— Start Dataset records —
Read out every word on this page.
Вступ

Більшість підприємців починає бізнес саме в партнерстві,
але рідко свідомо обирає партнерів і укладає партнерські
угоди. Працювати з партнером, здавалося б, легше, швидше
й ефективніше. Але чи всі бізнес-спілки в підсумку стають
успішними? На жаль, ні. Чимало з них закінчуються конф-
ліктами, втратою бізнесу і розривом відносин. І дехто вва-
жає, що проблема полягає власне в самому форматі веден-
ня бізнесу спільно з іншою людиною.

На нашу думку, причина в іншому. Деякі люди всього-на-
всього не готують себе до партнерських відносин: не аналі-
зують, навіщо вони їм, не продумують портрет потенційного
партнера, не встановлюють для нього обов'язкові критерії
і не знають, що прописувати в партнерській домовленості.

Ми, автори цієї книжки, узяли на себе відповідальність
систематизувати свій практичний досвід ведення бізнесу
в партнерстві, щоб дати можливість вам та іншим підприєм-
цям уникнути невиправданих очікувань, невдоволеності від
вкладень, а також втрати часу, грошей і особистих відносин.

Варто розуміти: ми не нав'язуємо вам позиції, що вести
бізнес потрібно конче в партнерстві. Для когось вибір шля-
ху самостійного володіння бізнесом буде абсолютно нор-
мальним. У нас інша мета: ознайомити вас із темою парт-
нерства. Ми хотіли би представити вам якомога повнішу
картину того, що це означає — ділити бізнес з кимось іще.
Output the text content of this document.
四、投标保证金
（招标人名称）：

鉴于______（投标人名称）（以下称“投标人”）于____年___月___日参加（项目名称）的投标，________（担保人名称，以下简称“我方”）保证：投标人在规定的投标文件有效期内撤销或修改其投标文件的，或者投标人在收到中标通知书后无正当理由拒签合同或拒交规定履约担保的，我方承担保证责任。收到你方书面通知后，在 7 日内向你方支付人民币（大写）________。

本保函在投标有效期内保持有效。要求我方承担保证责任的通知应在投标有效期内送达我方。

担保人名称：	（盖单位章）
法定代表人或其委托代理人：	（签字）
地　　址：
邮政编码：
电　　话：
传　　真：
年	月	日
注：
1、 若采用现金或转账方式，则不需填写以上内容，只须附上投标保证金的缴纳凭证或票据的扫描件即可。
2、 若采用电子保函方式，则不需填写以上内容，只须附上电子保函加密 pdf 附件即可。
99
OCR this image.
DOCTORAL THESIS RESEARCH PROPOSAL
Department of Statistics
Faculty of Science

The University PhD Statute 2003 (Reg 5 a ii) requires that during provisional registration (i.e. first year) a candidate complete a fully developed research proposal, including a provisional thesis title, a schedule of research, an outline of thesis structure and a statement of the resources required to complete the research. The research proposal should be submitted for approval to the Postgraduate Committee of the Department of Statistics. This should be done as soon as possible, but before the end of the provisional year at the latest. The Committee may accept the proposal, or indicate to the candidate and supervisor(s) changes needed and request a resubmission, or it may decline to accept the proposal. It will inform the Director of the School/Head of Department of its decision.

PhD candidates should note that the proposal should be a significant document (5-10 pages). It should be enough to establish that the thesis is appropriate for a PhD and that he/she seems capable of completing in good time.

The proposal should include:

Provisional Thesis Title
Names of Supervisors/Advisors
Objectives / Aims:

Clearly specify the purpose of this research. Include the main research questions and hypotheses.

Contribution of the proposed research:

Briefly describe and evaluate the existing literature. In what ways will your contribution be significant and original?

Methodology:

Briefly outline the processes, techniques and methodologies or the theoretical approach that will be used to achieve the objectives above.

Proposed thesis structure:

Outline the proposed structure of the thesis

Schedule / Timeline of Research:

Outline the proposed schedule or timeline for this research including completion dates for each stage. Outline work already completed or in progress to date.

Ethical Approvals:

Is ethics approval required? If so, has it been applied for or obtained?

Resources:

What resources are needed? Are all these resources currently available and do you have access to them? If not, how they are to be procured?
— End Dataset records —
Transcribe all entries exactly as they are given.

Result of this exercise:
Read out every word on this page.
Вступ

Більшість підприємців починає бізнес саме в партнерстві,
але рідко свідомо обирає партнерів і укладає партнерські
угоди. Працювати з партнером, здавалося б, легше, швидше
й ефективніше. Але чи всі бізнес-спілки в підсумку стають
успішними? На жаль, ні. Чимало з них закінчуються конф-
ліктами, втратою бізнесу і розривом відносин. І дехто вва-
жає, що проблема полягає власне в самому форматі веден-
ня бізнесу спільно з іншою людиною.

На нашу думку, причина в іншому. Деякі люди всього-на-
всього не готують себе до партнерських відносин: не аналі-
зують, навіщо вони їм, не продумують портрет потенційного
партнера, не встановлюють для нього обов'язкові критерії
і не знають, що прописувати в партнерській домовленості.

Ми, автори цієї книжки, узяли на себе відповідальність
систематизувати свій практичний досвід ведення бізнесу
в партнерстві, щоб дати можливість вам та іншим підприєм-
цям уникнути невиправданих очікувань, невдоволеності від
вкладень, а також втрати часу, грошей і особистих відносин.

Варто розуміти: ми не нав'язуємо вам позиції, що вести
бізнес потрібно конче в партнерстві. Для когось вибір шля-
ху самостійного володіння бізнесом буде абсолютно нор-
мальним. У нас інша мета: ознайомити вас із темою парт-
нерства. Ми хотіли би представити вам якомога повнішу
картину того, що це означає — ділити бізнес з кимось іще.
Output the text content of this document.
四、投标保证金
（招标人名称）：

鉴于______（投标人名称）（以下称“投标人”）于____年___月___日参加（项目名称）的投标，________（担保人名称，以下简称“我方”）保证：投标人在规定的投标文件有效期内撤销或修改其投标文件的，或者投标人在收到中标通知书后无正当理由拒签合同或拒交规定履约担保的，我方承担保证责任。收到你方书面通知后，在 7 日内向你方支付人民币（大写）________。

本保函在投标有效期内保持有效。要求我方承担保证责任的通知应在投标有效期内送达我方。

担保人名称：	（盖单位章）
法定代表人或其委托代理人：	（签字）
地　　址：
邮政编码：
电　　话：
传　　真：
年	月	日
注：
1、 若采用现金或转账方式，则不需填写以上内容，只须附上投标保证金的缴纳凭证或票据的扫描件即可。
2、 若采用电子保函方式，则不需填写以上内容，只须附上电子保函加密 pdf 附件即可。
99
OCR this image.
DOCTORAL THESIS RESEARCH PROPOSAL
Department of Statistics
Faculty of Science

The University PhD Statute 2003 (Reg 5 a ii) requires that during provisional registration (i.e. first year) a candidate complete a fully developed research proposal, including a provisional thesis title, a schedule of research, an outline of thesis structure and a statement of the resources required to complete the research. The research proposal should be submitted for approval to the Postgraduate Committee of the Department of Statistics. This should be done as soon as possible, but before the end of the provisional year at the latest. The Committee may accept the proposal, or indicate to the candidate and supervisor(s) changes needed and request a resubmission, or it may decline to accept the proposal. It will inform the Director of the School/Head of Department of its decision.

PhD candidates should note that the proposal should be a significant document (5-10 pages). It should be enough to establish that the thesis is appropriate for a PhD and that he/she seems capable of completing in good time.

The proposal should include:

Provisional Thesis Title
Names of Supervisors/Advisors
Objectives / Aims:

Clearly specify the purpose of this research. Include the main research questions and hypotheses.

Contribution of the proposed research:

Briefly describe and evaluate the existing literature. In what ways will your contribution be significant and original?

Methodology:

Briefly outline the processes, techniques and methodologies or the theoretical approach that will be used to achieve the objectives above.

Proposed thesis structure:

Outline the proposed structure of the thesis

Schedule / Timeline of Research:

Outline the proposed schedule or timeline for this research including completion dates for each stage. Outline work already completed or in progress to date.

Ethical Approvals:

Is ethics approval required? If so, has it been applied for or obtained?

Resources:

What resources are needed? Are all these resources currently available and do you have access to them? If not, how they are to be procured?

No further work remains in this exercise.